Stated task: Copy out every line containing the word "estimated".

Records to process:
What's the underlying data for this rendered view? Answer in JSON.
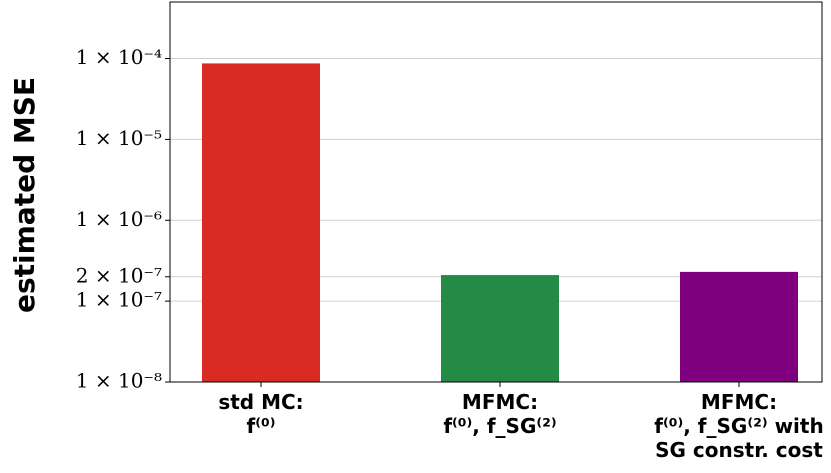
{
  "chart_data": {
    "type": "bar",
    "y_label": "estimated MSE",
    "categories": [
      "std MC:\nf⁽⁰⁾",
      "MFMC:\nf⁽⁰⁾, f_SG⁽²⁾",
      "MFMC:\nf⁽⁰⁾, f_SG⁽²⁾ with\nSG constr. cost"
    ],
    "series": [
      {
        "name": "estimated MSE",
        "colors": [
          "#d92a24",
          "#238b45",
          "#7f007f"
        ],
        "values": [
          8.7e-05,
          2.1e-07,
          2.3e-07
        ]
      }
    ],
    "log_y": true,
    "grid": true,
    "ylim": [
      1e-08,
      0.0005
    ],
    "yticks": [
      {
        "value": 1e-08,
        "label": "1 × 10⁻⁸"
      },
      {
        "value": 1e-07,
        "label": "1 × 10⁻⁷"
      },
      {
        "value": 2e-07,
        "label": "2 × 10⁻⁷"
      },
      {
        "value": 1e-06,
        "label": "1 × 10⁻⁶"
      },
      {
        "value": 1e-05,
        "label": "1 × 10⁻⁵"
      },
      {
        "value": 0.0001,
        "label": "1 × 10⁻⁴"
      }
    ]
  }
}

Output below:
    "y_label": "estimated MSE",
        "name": "estimated MSE",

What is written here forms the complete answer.